WHAT IS NEEDED> Pull every line holding the string "cjeline" from the records below.
━━━━
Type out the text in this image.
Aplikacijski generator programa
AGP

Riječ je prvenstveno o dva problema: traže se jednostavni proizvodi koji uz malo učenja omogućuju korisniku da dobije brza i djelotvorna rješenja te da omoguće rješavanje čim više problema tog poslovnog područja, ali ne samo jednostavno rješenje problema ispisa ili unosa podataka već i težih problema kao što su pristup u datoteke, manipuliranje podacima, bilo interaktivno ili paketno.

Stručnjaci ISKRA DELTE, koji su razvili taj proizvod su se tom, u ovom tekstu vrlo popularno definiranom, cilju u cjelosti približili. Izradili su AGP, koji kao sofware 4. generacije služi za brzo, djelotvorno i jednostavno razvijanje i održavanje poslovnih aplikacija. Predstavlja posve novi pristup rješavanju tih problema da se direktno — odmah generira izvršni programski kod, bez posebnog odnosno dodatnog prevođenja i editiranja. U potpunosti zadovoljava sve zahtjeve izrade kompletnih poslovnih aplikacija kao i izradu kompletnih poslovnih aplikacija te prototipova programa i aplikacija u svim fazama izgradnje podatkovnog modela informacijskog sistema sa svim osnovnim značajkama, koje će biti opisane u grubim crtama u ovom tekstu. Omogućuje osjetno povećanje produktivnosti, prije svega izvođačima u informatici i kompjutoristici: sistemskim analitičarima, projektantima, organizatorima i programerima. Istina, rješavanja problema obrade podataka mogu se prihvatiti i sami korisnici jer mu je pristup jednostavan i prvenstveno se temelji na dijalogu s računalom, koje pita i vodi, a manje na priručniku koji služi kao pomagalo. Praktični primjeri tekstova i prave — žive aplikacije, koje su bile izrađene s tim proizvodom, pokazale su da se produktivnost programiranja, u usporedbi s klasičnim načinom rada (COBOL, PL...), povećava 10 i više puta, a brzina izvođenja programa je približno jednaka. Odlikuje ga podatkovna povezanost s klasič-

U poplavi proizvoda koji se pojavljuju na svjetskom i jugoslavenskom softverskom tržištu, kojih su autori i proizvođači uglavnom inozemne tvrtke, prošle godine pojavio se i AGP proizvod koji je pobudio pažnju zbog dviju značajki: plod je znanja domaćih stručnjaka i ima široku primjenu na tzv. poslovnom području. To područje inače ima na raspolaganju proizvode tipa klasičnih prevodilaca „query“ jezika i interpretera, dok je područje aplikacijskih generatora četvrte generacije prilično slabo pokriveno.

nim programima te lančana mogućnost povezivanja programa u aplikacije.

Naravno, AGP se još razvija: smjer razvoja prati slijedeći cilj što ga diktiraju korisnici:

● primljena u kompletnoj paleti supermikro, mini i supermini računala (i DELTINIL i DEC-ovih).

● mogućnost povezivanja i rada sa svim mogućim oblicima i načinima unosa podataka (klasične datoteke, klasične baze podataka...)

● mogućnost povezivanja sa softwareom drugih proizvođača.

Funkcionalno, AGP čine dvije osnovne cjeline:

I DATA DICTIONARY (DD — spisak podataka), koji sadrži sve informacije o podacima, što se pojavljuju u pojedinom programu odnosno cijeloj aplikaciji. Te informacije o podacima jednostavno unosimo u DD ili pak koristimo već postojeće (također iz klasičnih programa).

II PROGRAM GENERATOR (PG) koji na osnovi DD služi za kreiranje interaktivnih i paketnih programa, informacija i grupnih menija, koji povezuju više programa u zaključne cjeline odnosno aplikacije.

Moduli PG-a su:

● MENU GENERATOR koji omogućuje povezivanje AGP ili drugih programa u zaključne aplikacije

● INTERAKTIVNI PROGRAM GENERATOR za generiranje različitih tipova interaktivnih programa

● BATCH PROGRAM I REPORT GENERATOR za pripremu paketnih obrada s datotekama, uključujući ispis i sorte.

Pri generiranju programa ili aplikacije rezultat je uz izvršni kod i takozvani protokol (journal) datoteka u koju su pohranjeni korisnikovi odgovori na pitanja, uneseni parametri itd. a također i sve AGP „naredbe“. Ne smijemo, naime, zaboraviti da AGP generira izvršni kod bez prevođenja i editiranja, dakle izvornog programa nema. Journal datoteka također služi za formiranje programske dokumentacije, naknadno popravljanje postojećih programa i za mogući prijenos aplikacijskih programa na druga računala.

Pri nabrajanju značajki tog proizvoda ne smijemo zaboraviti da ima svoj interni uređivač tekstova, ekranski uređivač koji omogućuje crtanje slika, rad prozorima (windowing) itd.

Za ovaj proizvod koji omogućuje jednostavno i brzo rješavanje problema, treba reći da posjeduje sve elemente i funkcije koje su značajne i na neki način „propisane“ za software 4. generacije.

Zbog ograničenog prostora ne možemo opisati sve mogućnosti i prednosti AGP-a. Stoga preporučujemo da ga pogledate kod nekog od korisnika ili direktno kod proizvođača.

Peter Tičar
━━━━
SOLUTION TO THIS EXERCISE>
Funkcionalno, AGP čine dvije osnovne cjeline:
II PROGRAM GENERATOR (PG) koji na osnovi DD služi za kreiranje interaktivnih i paketnih programa, informacija i grupnih menija, koji povezuju više programa u zaključne cjeline odnosno aplikacije.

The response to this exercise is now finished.